[Start DATASET]

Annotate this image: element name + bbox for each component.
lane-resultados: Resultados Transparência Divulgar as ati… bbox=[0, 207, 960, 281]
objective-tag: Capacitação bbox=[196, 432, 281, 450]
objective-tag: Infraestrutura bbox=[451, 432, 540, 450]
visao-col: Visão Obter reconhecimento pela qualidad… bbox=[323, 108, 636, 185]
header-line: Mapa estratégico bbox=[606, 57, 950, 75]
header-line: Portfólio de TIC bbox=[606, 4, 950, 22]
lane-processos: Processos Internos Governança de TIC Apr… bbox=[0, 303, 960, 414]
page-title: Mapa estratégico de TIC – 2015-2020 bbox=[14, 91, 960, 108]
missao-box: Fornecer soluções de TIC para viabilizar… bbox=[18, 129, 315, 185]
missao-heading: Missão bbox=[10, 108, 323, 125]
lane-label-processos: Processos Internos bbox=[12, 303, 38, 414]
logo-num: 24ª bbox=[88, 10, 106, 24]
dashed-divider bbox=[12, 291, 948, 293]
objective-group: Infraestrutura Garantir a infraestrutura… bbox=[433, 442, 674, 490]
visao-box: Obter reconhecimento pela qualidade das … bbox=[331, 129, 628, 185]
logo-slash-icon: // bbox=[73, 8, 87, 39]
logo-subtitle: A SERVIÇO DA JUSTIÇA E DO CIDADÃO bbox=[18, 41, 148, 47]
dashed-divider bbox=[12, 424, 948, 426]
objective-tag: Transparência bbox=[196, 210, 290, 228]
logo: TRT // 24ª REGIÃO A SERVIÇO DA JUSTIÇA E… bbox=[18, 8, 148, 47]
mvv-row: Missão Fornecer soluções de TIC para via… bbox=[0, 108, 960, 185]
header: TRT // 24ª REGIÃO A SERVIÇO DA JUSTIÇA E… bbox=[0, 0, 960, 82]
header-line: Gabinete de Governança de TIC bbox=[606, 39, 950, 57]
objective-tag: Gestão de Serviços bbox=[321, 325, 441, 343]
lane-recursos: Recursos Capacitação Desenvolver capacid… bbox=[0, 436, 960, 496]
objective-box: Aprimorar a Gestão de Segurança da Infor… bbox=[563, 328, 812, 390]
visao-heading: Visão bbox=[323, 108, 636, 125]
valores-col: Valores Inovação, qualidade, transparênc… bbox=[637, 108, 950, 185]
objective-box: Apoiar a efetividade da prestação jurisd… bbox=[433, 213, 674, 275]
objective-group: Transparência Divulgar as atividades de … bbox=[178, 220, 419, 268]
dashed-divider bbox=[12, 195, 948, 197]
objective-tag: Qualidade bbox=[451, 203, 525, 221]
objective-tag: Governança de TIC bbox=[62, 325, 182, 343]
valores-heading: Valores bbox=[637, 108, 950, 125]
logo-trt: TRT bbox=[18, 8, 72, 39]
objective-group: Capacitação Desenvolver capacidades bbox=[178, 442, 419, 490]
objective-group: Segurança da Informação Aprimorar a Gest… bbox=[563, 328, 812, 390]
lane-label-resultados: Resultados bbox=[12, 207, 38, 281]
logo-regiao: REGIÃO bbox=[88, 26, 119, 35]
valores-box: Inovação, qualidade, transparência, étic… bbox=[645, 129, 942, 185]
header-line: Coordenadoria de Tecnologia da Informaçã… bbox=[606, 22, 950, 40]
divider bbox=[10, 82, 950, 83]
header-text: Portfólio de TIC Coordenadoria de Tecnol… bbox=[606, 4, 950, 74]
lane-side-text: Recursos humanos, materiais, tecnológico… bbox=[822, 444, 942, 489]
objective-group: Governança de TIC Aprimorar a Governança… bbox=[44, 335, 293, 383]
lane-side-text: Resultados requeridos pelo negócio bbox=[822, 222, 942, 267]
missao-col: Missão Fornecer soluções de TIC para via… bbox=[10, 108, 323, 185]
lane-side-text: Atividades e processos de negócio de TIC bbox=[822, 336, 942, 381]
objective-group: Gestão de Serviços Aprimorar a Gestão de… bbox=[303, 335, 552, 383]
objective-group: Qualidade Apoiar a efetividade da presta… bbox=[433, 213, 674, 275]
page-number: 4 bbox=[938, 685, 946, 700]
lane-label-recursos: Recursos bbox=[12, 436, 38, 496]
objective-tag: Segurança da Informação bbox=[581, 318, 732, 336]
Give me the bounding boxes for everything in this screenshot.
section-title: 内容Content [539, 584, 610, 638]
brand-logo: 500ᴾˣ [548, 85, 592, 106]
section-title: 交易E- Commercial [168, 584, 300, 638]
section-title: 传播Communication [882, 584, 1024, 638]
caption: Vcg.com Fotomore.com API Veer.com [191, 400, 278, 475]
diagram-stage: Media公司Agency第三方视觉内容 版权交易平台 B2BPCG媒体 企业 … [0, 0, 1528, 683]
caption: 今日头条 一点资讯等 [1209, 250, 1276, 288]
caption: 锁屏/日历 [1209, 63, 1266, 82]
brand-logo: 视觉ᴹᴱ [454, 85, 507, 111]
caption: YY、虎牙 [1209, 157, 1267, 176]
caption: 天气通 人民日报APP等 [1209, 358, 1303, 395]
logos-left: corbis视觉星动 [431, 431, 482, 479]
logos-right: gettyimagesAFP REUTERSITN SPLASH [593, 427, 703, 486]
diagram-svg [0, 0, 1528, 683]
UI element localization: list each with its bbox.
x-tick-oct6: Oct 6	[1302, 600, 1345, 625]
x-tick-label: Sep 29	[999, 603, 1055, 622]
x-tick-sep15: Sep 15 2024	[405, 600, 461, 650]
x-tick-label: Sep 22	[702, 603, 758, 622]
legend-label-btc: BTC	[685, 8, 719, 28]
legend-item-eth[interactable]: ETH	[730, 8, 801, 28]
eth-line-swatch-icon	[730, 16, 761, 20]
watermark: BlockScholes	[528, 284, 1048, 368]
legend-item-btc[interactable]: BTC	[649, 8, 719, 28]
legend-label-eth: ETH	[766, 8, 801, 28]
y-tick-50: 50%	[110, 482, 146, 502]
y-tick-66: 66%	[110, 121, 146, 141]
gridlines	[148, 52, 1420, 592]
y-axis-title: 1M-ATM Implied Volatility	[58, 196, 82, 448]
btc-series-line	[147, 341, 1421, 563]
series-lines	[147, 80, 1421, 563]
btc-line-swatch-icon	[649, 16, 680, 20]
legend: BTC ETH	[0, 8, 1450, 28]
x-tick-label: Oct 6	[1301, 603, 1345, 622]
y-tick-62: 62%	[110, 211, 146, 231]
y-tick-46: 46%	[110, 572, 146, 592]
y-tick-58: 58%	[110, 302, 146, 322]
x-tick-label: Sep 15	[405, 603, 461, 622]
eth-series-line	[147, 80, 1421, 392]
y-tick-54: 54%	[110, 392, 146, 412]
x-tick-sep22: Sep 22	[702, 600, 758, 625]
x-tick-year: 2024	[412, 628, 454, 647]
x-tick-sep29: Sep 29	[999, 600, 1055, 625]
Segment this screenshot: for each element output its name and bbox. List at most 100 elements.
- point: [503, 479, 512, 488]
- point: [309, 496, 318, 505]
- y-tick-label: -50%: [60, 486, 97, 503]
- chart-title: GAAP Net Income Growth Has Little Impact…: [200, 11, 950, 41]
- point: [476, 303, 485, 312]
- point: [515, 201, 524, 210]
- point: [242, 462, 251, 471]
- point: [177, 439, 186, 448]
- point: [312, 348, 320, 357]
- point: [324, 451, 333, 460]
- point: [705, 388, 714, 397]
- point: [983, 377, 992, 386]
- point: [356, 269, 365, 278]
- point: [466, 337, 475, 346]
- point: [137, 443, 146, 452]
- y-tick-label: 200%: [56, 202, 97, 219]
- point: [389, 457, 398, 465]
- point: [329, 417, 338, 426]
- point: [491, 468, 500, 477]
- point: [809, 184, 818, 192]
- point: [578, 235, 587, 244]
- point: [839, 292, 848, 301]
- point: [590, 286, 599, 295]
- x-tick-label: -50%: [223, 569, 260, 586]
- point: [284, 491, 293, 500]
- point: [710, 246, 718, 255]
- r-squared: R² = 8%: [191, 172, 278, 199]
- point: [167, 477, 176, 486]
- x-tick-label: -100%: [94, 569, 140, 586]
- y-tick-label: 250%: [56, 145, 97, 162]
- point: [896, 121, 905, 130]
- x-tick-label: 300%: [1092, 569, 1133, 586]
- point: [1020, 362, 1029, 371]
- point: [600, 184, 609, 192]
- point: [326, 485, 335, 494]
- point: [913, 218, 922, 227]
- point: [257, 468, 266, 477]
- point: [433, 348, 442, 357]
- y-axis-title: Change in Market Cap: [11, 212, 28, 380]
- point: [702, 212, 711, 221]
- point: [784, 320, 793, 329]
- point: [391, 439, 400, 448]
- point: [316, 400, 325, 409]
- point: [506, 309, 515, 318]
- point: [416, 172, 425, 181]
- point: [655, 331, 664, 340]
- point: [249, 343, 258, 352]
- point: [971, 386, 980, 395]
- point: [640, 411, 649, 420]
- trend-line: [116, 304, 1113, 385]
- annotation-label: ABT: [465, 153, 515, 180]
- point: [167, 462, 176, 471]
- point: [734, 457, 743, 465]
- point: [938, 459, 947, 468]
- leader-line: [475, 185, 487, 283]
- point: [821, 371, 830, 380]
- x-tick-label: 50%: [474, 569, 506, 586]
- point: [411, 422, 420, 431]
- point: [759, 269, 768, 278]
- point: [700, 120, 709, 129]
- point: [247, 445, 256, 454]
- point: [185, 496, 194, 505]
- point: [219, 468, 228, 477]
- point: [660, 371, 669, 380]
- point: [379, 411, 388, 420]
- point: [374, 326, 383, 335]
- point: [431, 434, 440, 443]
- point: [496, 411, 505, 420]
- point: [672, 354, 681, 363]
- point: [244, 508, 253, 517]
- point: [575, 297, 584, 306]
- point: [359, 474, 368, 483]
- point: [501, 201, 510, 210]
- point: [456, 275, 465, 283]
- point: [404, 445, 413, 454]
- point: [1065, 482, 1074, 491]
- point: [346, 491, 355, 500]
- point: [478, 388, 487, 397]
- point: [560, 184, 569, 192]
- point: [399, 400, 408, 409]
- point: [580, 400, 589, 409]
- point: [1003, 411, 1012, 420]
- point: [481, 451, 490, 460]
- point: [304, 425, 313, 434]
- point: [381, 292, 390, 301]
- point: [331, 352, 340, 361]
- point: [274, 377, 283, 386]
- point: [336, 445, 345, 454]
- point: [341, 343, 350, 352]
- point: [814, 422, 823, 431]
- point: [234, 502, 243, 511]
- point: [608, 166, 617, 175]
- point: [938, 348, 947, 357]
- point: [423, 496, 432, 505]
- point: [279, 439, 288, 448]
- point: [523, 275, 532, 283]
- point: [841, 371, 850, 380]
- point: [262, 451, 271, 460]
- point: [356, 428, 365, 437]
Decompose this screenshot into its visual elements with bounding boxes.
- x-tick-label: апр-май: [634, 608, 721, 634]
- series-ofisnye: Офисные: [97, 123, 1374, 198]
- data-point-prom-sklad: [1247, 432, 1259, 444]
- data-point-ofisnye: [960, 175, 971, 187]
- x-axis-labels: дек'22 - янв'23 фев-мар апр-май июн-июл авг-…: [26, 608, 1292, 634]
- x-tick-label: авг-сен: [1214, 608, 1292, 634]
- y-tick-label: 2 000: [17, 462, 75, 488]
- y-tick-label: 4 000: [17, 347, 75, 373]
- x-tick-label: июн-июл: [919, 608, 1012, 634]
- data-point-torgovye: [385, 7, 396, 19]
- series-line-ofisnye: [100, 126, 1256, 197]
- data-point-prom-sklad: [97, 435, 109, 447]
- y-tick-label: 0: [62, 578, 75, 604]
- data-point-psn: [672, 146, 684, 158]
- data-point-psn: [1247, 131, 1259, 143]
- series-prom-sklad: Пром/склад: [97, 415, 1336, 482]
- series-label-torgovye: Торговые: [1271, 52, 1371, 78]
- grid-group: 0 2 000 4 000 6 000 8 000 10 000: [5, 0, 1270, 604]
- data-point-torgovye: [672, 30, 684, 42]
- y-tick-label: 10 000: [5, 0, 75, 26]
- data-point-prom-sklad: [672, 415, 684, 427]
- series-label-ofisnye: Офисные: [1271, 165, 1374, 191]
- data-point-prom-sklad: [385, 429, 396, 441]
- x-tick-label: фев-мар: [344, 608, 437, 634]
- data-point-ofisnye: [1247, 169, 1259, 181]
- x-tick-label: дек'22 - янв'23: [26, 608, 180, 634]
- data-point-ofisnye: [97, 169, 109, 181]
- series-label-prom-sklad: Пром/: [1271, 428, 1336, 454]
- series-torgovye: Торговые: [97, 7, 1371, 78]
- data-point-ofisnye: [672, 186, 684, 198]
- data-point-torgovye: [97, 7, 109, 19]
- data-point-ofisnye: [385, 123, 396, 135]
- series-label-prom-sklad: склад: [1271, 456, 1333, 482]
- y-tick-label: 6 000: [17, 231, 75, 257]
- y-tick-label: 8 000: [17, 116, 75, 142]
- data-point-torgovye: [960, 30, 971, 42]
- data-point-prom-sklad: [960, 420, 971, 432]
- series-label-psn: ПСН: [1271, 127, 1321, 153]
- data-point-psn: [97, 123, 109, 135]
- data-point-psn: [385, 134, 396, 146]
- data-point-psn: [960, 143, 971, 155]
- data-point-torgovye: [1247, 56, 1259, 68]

[End DATASET]

» WHAT IS NEEDED
Output everything from the start of the records down to the line containing "objective-group: Capacitação Desenvolver", both ends included, as a JSON list of strings with one string per line and blank lines left out.

» FULL RESPONSE
[
  "Annotate this image: element name + bbox for each component.",
  "lane-resultados: Resultados Transparência Divulgar as ati… bbox=[0, 207, 960, 281]",
  "objective-tag: Capacitação bbox=[196, 432, 281, 450]",
  "objective-tag: Infraestrutura bbox=[451, 432, 540, 450]",
  "visao-col: Visão Obter reconhecimento pela qualidad… bbox=[323, 108, 636, 185]",
  "header-line: Mapa estratégico bbox=[606, 57, 950, 75]",
  "header-line: Portfólio de TIC bbox=[606, 4, 950, 22]",
  "lane-processos: Processos Internos Governança de TIC Apr… bbox=[0, 303, 960, 414]",
  "page-title: Mapa estratégico de TIC – 2015-2020 bbox=[14, 91, 960, 108]",
  "missao-box: Fornecer soluções de TIC para viabilizar… bbox=[18, 129, 315, 185]",
  "missao-heading: Missão bbox=[10, 108, 323, 125]",
  "lane-label-processos: Processos Internos bbox=[12, 303, 38, 414]",
  "logo-num: 24ª bbox=[88, 10, 106, 24]",
  "dashed-divider bbox=[12, 291, 948, 293]",
  "objective-group: Infraestrutura Garantir a infraestrutura… bbox=[433, 442, 674, 490]",
  "visao-box: Obter reconhecimento pela qualidade das … bbox=[331, 129, 628, 185]",
  "logo-slash-icon: // bbox=[73, 8, 87, 39]",
  "logo-subtitle: A SERVIÇO DA JUSTIÇA E DO CIDADÃO bbox=[18, 41, 148, 47]",
  "dashed-divider bbox=[12, 424, 948, 426]",
  "objective-tag: Transparência bbox=[196, 210, 290, 228]",
  "logo: TRT // 24ª REGIÃO A SERVIÇO DA JUSTIÇA E… bbox=[18, 8, 148, 47]",
  "mvv-row: Missão Fornecer soluções de TIC para via… bbox=[0, 108, 960, 185]",
  "header: TRT // 24ª REGIÃO A SERVIÇO DA JUSTIÇA E… bbox=[0, 0, 960, 82]",
  "header-line: Gabinete de Governança de TIC bbox=[606, 39, 950, 57]",
  "objective-tag: Gestão de Serviços bbox=[321, 325, 441, 343]",
  "lane-recursos: Recursos Capacitação Desenvolver capacid… bbox=[0, 436, 960, 496]",
  "objective-box: Aprimorar a Gestão de Segurança da Infor… bbox=[563, 328, 812, 390]",
  "visao-heading: Visão bbox=[323, 108, 636, 125]",
  "valores-col: Valores Inovação, qualidade, transparênc… bbox=[637, 108, 950, 185]",
  "objective-box: Apoiar a efetividade da prestação jurisd… bbox=[433, 213, 674, 275]",
  "objective-group: Transparência Divulgar as atividades de … bbox=[178, 220, 419, 268]",
  "dashed-divider bbox=[12, 195, 948, 197]",
  "objective-tag: Qualidade bbox=[451, 203, 525, 221]",
  "objective-tag: Governança de TIC bbox=[62, 325, 182, 343]",
  "valores-heading: Valores bbox=[637, 108, 950, 125]",
  "logo-trt: TRT bbox=[18, 8, 72, 39]",
  "objective-group: Capacitação Desenvolver capacidades bbox=[178, 442, 419, 490]"
]